(Element and region listings)
# # # #
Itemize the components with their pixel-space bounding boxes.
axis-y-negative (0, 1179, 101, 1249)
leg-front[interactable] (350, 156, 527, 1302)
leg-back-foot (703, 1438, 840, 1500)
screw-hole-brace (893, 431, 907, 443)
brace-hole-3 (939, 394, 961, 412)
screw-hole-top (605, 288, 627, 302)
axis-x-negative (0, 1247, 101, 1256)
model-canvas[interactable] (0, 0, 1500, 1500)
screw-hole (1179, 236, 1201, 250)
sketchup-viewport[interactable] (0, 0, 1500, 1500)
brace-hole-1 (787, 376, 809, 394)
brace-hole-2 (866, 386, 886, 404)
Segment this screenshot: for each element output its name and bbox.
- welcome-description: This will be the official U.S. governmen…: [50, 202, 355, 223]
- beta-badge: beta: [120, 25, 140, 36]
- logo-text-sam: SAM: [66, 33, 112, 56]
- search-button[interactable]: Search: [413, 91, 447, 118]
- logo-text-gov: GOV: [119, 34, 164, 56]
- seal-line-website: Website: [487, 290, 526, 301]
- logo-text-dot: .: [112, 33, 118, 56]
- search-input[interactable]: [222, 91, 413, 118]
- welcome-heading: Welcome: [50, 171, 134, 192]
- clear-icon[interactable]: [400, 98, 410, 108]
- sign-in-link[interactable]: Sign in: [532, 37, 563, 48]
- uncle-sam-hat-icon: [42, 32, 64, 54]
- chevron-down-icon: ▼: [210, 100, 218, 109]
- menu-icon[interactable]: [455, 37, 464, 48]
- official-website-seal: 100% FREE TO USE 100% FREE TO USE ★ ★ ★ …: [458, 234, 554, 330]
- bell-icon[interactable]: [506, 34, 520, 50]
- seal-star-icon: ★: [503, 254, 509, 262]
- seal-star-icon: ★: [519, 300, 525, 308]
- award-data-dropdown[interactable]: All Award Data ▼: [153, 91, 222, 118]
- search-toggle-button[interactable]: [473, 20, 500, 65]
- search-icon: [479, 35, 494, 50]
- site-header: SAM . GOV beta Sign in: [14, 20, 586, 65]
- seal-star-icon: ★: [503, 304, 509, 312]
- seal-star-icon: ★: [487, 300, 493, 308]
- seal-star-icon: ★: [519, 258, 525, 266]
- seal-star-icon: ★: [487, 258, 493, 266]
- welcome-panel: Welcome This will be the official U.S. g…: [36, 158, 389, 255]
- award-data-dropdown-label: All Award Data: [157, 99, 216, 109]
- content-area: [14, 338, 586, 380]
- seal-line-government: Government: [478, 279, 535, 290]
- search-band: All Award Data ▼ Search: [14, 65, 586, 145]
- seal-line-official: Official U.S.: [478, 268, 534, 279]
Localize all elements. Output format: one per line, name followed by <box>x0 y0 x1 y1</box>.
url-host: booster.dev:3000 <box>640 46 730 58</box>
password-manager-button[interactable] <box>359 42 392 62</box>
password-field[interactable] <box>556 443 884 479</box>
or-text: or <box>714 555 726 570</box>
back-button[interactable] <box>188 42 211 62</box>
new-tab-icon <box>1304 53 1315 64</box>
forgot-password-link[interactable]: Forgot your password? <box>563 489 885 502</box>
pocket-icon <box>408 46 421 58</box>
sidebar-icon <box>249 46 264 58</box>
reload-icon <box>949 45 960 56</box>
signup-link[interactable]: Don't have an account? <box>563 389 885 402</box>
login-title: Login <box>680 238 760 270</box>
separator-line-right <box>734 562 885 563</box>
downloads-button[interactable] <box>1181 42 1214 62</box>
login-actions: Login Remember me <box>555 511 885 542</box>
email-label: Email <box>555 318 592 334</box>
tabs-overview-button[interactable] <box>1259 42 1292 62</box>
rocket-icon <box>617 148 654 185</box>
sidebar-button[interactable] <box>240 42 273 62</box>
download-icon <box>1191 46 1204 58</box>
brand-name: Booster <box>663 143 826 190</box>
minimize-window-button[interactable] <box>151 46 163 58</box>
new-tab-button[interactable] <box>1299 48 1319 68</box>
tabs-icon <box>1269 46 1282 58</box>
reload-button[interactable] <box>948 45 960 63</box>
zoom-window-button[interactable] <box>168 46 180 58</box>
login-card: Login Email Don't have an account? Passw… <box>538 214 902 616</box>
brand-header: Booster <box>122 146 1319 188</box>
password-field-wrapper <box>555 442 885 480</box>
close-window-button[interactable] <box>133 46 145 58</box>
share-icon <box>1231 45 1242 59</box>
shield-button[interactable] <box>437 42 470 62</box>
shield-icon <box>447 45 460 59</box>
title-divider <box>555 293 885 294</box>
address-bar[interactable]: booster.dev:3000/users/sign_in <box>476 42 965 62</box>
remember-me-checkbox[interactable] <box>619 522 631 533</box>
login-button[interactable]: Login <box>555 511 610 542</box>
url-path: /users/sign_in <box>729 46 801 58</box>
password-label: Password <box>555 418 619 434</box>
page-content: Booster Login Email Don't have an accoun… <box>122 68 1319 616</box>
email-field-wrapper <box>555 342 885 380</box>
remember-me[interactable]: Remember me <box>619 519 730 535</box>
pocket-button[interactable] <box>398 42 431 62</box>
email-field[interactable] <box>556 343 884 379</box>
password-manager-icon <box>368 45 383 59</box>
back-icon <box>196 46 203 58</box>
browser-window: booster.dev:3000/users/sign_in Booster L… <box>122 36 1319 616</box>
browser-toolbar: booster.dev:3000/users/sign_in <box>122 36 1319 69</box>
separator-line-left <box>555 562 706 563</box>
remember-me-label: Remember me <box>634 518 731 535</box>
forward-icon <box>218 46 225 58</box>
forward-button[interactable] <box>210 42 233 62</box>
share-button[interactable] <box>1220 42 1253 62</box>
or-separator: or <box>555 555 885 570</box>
# # # #
_WHAT THIS TASK INVOLVES_. Reproduce all of the records above, swapping every occurrence of "seal-star-icon" for "seal-star-glyph" and keeping everything else the same.

_THE OUTPUT_.
Itemize the components with their pixel-space bounding boxes.
axis-y-negative (0, 1179, 101, 1249)
leg-front[interactable] (350, 156, 527, 1302)
leg-back-foot (703, 1438, 840, 1500)
screw-hole-brace (893, 431, 907, 443)
brace-hole-3 (939, 394, 961, 412)
screw-hole-top (605, 288, 627, 302)
axis-x-negative (0, 1247, 101, 1256)
model-canvas[interactable] (0, 0, 1500, 1500)
screw-hole (1179, 236, 1201, 250)
sketchup-viewport[interactable] (0, 0, 1500, 1500)
brace-hole-1 (787, 376, 809, 394)
brace-hole-2 (866, 386, 886, 404)
Segment this screenshot: for each element output its name and bbox.
- welcome-description: This will be the official U.S. governmen…: [50, 202, 355, 223]
- beta-badge: beta: [120, 25, 140, 36]
- logo-text-sam: SAM: [66, 33, 112, 56]
- search-button[interactable]: Search: [413, 91, 447, 118]
- logo-text-gov: GOV: [119, 34, 164, 56]
- seal-line-website: Website: [487, 290, 526, 301]
- logo-text-dot: .: [112, 33, 118, 56]
- search-input[interactable]: [222, 91, 413, 118]
- welcome-heading: Welcome: [50, 171, 134, 192]
- clear-icon[interactable]: [400, 98, 410, 108]
- sign-in-link[interactable]: Sign in: [532, 37, 563, 48]
- uncle-sam-hat-icon: [42, 32, 64, 54]
- chevron-down-icon: ▼: [210, 100, 218, 109]
- menu-icon[interactable]: [455, 37, 464, 48]
- official-website-seal: 100% FREE TO USE 100% FREE TO USE ★ ★ ★ …: [458, 234, 554, 330]
- bell-icon[interactable]: [506, 34, 520, 50]
- seal-star-glyph: ★: [503, 254, 509, 262]
- seal-star-glyph: ★: [519, 300, 525, 308]
- award-data-dropdown[interactable]: All Award Data ▼: [153, 91, 222, 118]
- search-toggle-button[interactable]: [473, 20, 500, 65]
- search-icon: [479, 35, 494, 50]
- site-header: SAM . GOV beta Sign in: [14, 20, 586, 65]
- seal-star-glyph: ★: [503, 304, 509, 312]
- seal-star-glyph: ★: [487, 300, 493, 308]
- seal-star-glyph: ★: [519, 258, 525, 266]
- seal-star-glyph: ★: [487, 258, 493, 266]
- welcome-panel: Welcome This will be the official U.S. g…: [36, 158, 389, 255]
- award-data-dropdown-label: All Award Data: [157, 99, 216, 109]
- content-area: [14, 338, 586, 380]
- seal-line-government: Government: [478, 279, 535, 290]
- search-band: All Award Data ▼ Search: [14, 65, 586, 145]
- seal-line-official: Official U.S.: [478, 268, 534, 279]
Localize all elements. Output format: one per line, name followed by <box>x0 y0 x1 y1</box>.
url-host: booster.dev:3000 <box>640 46 730 58</box>
password-manager-button[interactable] <box>359 42 392 62</box>
password-field[interactable] <box>556 443 884 479</box>
or-text: or <box>714 555 726 570</box>
back-button[interactable] <box>188 42 211 62</box>
new-tab-icon <box>1304 53 1315 64</box>
forgot-password-link[interactable]: Forgot your password? <box>563 489 885 502</box>
pocket-icon <box>408 46 421 58</box>
sidebar-icon <box>249 46 264 58</box>
reload-icon <box>949 45 960 56</box>
signup-link[interactable]: Don't have an account? <box>563 389 885 402</box>
login-title: Login <box>680 238 760 270</box>
separator-line-right <box>734 562 885 563</box>
downloads-button[interactable] <box>1181 42 1214 62</box>
login-actions: Login Remember me <box>555 511 885 542</box>
email-label: Email <box>555 318 592 334</box>
tabs-overview-button[interactable] <box>1259 42 1292 62</box>
rocket-icon <box>617 148 654 185</box>
sidebar-button[interactable] <box>240 42 273 62</box>
download-icon <box>1191 46 1204 58</box>
brand-name: Booster <box>663 143 826 190</box>
minimize-window-button[interactable] <box>151 46 163 58</box>
new-tab-button[interactable] <box>1299 48 1319 68</box>
tabs-icon <box>1269 46 1282 58</box>
reload-button[interactable] <box>948 45 960 63</box>
zoom-window-button[interactable] <box>168 46 180 58</box>
login-card: Login Email Don't have an account? Passw… <box>538 214 902 616</box>
brand-header: Booster <box>122 146 1319 188</box>
password-field-wrapper <box>555 442 885 480</box>
close-window-button[interactable] <box>133 46 145 58</box>
share-icon <box>1231 45 1242 59</box>
shield-button[interactable] <box>437 42 470 62</box>
shield-icon <box>447 45 460 59</box>
title-divider <box>555 293 885 294</box>
address-bar[interactable]: booster.dev:3000/users/sign_in <box>476 42 965 62</box>
remember-me-checkbox[interactable] <box>619 522 631 533</box>
login-button[interactable]: Login <box>555 511 610 542</box>
url-path: /users/sign_in <box>729 46 801 58</box>
password-label: Password <box>555 418 619 434</box>
page-content: Booster Login Email Don't have an accoun… <box>122 68 1319 616</box>
email-field-wrapper <box>555 342 885 380</box>
remember-me[interactable]: Remember me <box>619 519 730 535</box>
pocket-button[interactable] <box>398 42 431 62</box>
email-field[interactable] <box>556 343 884 379</box>
password-manager-icon <box>368 45 383 59</box>
back-icon <box>196 46 203 58</box>
browser-window: booster.dev:3000/users/sign_in Booster L… <box>122 36 1319 616</box>
browser-toolbar: booster.dev:3000/users/sign_in <box>122 36 1319 69</box>
separator-line-left <box>555 562 706 563</box>
remember-me-label: Remember me <box>634 518 731 535</box>
forward-icon <box>218 46 225 58</box>
forward-button[interactable] <box>210 42 233 62</box>
share-button[interactable] <box>1220 42 1253 62</box>
or-separator: or <box>555 555 885 570</box>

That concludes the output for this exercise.